* [SHORT EXERCISE]
Copy every line of the data that contains the string "icon".
* start *
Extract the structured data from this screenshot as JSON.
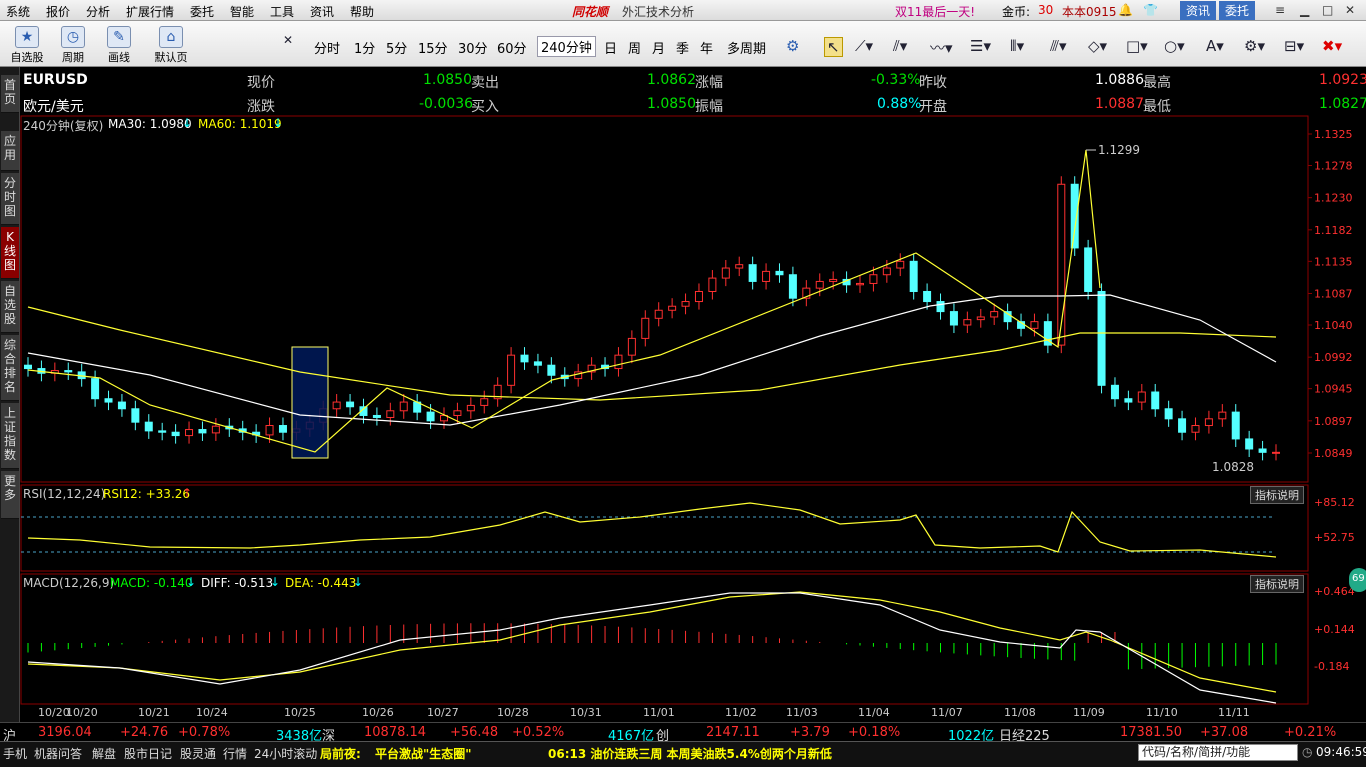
{
  "app": {
    "logo": "同花顺",
    "module": "外汇技术分析",
    "promo": "双11最后一天!",
    "coins_label": "金币:",
    "coins": "30",
    "version": "本本0915",
    "btn_news": "资讯",
    "btn_trade": "委托"
  },
  "menu": [
    "系统",
    "报价",
    "分析",
    "扩展行情",
    "委托",
    "智能",
    "工具",
    "资讯",
    "帮助"
  ],
  "tools": [
    {
      "label": "自选股",
      "icon": "star-icon"
    },
    {
      "label": "周期",
      "icon": "clock-icon"
    },
    {
      "label": "画线",
      "icon": "pen-icon"
    },
    {
      "label": "默认页",
      "icon": "home-icon"
    }
  ],
  "periods": [
    "分时",
    "1分",
    "5分",
    "15分",
    "30分",
    "60分",
    "240分钟",
    "日",
    "周",
    "月",
    "季",
    "年",
    "多周期"
  ],
  "selected_period": "240分钟",
  "sidebar": [
    "首页",
    "应用",
    "分时图",
    "K线图",
    "自选股",
    "综合排名",
    "上证指数",
    "更多"
  ],
  "quote": {
    "symbol": "EURUSD",
    "name": "欧元/美元",
    "l_price": "现价",
    "price": "1.0850",
    "l_change": "涨跌",
    "change": "-0.0036",
    "l_ask": "卖出",
    "ask": "1.0862",
    "l_bid": "买入",
    "bid": "1.0850",
    "l_pct": "涨幅",
    "pct": "-0.33%",
    "l_amp": "振幅",
    "amp": "0.88%",
    "l_prev": "昨收",
    "prev": "1.0886",
    "l_open": "开盘",
    "open": "1.0887",
    "l_high": "最高",
    "high": "1.0923",
    "l_low": "最低",
    "low": "1.0827"
  },
  "kpane": {
    "title": "240分钟(复权)",
    "ma30": "MA30: 1.0980",
    "ma60": "MA60: 1.1019",
    "peak_label": "1.1299",
    "trough_label": "1.0828"
  },
  "rsipane": {
    "title": "RSI(12,12,24)",
    "value": "RSI12: +33.26",
    "btn": "指标说明"
  },
  "macdpane": {
    "title": "MACD(12,26,9)",
    "macd": "MACD: -0.140",
    "diff": "DIFF: -0.513",
    "dea": "DEA: -0.443",
    "btn": "指标说明"
  },
  "chart_data": {
    "type": "candlestick",
    "y_ticks": [
      "1.1325",
      "1.1278",
      "1.1230",
      "1.1182",
      "1.1135",
      "1.1087",
      "1.1040",
      "1.0992",
      "1.0945",
      "1.0897",
      "1.0849"
    ],
    "rsi_ticks": [
      "+85.12",
      "+52.75"
    ],
    "macd_ticks": [
      "+0.464",
      "+0.144",
      "-0.184"
    ],
    "x_labels": [
      "10/20",
      "10/20",
      "10/21",
      "10/24",
      "10/25",
      "10/26",
      "10/27",
      "10/28",
      "10/31",
      "11/01",
      "11/02",
      "11/03",
      "11/04",
      "11/07",
      "11/08",
      "11/09",
      "11/10",
      "11/11"
    ]
  },
  "status": {
    "sh_label": "沪",
    "sh": "3196.04",
    "sh_chg": "+24.76",
    "sh_pct": "+0.78%",
    "sh_vol": "3438亿",
    "sz_label": "深",
    "sz": "10878.14",
    "sz_chg": "+56.48",
    "sz_pct": "+0.52%",
    "sz_vol": "4167亿",
    "cy_label": "创",
    "cy": "2147.11",
    "cy_chg": "+3.79",
    "cy_pct": "+0.18%",
    "cy_vol": "1022亿",
    "nk_label": "日经225",
    "nk": "17381.50",
    "nk_chg": "+37.08",
    "nk_pct": "+0.21%"
  },
  "bottom": {
    "tabs": [
      "手机",
      "机器问答",
      "解盘",
      "股市日记",
      "股灵通",
      "行情",
      "24小时滚动"
    ],
    "news_label": "局前夜:",
    "news1": "平台激战\"生态圈\"",
    "news2": "06:13 油价连跌三周 本周美油跌5.4%创两个月新低",
    "search_placeholder": "代码/名称/简拼/功能",
    "time": "09:46:59"
  }
}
* end *
* [SOLUTION]
      "icon": "star-icon"
      "icon": "clock-icon"
      "icon": "pen-icon"
      "icon": "home-icon"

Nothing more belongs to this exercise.